▶ _Your task_: Every record below should be written out exactly; pictures stay out.

▶ _Excerpted data_:
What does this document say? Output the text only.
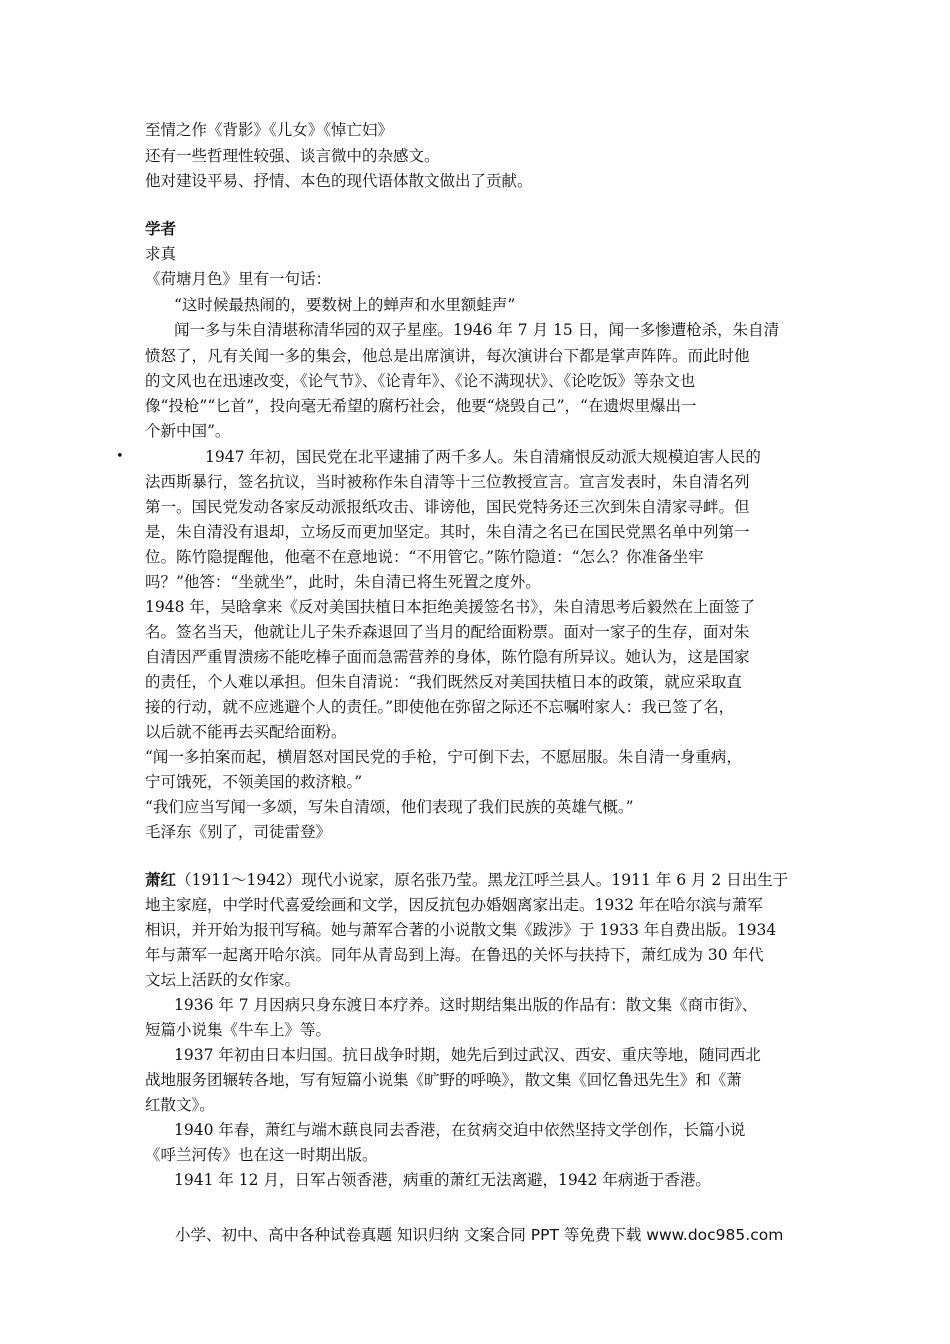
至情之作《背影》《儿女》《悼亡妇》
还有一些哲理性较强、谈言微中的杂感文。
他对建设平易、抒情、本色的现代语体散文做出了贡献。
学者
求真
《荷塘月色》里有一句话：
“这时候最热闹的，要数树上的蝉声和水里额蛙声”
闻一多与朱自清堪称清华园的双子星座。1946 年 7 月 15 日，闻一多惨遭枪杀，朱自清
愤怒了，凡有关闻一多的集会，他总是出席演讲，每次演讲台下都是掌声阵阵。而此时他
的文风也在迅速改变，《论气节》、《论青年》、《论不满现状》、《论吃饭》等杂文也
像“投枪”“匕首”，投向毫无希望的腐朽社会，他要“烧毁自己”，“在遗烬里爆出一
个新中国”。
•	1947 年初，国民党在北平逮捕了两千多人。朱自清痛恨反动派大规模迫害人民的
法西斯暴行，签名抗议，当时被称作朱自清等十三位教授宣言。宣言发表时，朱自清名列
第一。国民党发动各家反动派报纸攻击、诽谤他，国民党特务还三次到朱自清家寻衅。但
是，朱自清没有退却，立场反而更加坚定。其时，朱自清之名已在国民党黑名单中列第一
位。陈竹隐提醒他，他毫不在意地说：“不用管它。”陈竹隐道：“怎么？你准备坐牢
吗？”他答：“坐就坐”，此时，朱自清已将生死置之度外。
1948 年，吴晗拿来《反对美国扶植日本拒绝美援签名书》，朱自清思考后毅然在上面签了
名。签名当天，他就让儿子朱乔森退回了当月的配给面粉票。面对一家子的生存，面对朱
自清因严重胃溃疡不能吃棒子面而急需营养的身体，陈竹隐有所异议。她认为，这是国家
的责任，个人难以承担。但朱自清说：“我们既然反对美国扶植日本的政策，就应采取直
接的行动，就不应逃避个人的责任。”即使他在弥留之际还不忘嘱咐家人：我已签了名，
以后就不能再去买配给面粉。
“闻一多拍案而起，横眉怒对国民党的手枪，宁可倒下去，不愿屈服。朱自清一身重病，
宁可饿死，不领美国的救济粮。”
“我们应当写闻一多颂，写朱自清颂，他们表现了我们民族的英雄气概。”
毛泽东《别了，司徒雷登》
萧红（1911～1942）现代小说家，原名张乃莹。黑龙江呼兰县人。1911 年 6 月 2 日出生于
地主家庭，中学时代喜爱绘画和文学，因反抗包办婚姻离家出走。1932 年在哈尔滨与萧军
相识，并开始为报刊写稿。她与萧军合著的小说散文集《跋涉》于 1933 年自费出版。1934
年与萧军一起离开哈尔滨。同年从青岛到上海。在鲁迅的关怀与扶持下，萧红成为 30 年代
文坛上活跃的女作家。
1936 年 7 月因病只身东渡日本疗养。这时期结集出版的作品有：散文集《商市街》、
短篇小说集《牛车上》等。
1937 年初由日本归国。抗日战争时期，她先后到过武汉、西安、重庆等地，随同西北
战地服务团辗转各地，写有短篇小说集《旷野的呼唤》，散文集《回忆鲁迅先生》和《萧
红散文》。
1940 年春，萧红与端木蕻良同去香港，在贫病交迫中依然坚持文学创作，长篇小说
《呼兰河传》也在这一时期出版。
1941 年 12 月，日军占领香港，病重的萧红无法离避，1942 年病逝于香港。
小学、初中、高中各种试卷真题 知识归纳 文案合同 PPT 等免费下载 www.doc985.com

▶ _Task answer_:
What does this document say? Output the text only.
至情之作《背影》《儿女》《悼亡妇》
还有一些哲理性较强、谈言微中的杂感文。
他对建设平易、抒情、本色的现代语体散文做出了贡献。
学者
求真
《荷塘月色》里有一句话：
“这时候最热闹的，要数树上的蝉声和水里额蛙声”
闻一多与朱自清堪称清华园的双子星座。1946 年 7 月 15 日，闻一多惨遭枪杀，朱自清
愤怒了，凡有关闻一多的集会，他总是出席演讲，每次演讲台下都是掌声阵阵。而此时他
的文风也在迅速改变，《论气节》、《论青年》、《论不满现状》、《论吃饭》等杂文也
像“投枪”“匕首”，投向毫无希望的腐朽社会，他要“烧毁自己”，“在遗烬里爆出一
个新中国”。
•	1947 年初，国民党在北平逮捕了两千多人。朱自清痛恨反动派大规模迫害人民的
法西斯暴行，签名抗议，当时被称作朱自清等十三位教授宣言。宣言发表时，朱自清名列
第一。国民党发动各家反动派报纸攻击、诽谤他，国民党特务还三次到朱自清家寻衅。但
是，朱自清没有退却，立场反而更加坚定。其时，朱自清之名已在国民党黑名单中列第一
位。陈竹隐提醒他，他毫不在意地说：“不用管它。”陈竹隐道：“怎么？你准备坐牢
吗？”他答：“坐就坐”，此时，朱自清已将生死置之度外。
1948 年，吴晗拿来《反对美国扶植日本拒绝美援签名书》，朱自清思考后毅然在上面签了
名。签名当天，他就让儿子朱乔森退回了当月的配给面粉票。面对一家子的生存，面对朱
自清因严重胃溃疡不能吃棒子面而急需营养的身体，陈竹隐有所异议。她认为，这是国家
的责任，个人难以承担。但朱自清说：“我们既然反对美国扶植日本的政策，就应采取直
接的行动，就不应逃避个人的责任。”即使他在弥留之际还不忘嘱咐家人：我已签了名，
以后就不能再去买配给面粉。
“闻一多拍案而起，横眉怒对国民党的手枪，宁可倒下去，不愿屈服。朱自清一身重病，
宁可饿死，不领美国的救济粮。”
“我们应当写闻一多颂，写朱自清颂，他们表现了我们民族的英雄气概。”
毛泽东《别了，司徒雷登》
萧红（1911～1942）现代小说家，原名张乃莹。黑龙江呼兰县人。1911 年 6 月 2 日出生于
地主家庭，中学时代喜爱绘画和文学，因反抗包办婚姻离家出走。1932 年在哈尔滨与萧军
相识，并开始为报刊写稿。她与萧军合著的小说散文集《跋涉》于 1933 年自费出版。1934
年与萧军一起离开哈尔滨。同年从青岛到上海。在鲁迅的关怀与扶持下，萧红成为 30 年代
文坛上活跃的女作家。
1936 年 7 月因病只身东渡日本疗养。这时期结集出版的作品有：散文集《商市街》、
短篇小说集《牛车上》等。
1937 年初由日本归国。抗日战争时期，她先后到过武汉、西安、重庆等地，随同西北
战地服务团辗转各地，写有短篇小说集《旷野的呼唤》，散文集《回忆鲁迅先生》和《萧
红散文》。
1940 年春，萧红与端木蕻良同去香港，在贫病交迫中依然坚持文学创作，长篇小说
《呼兰河传》也在这一时期出版。
1941 年 12 月，日军占领香港，病重的萧红无法离避，1942 年病逝于香港。
小学、初中、高中各种试卷真题 知识归纳 文案合同 PPT 等免费下载 www.doc985.com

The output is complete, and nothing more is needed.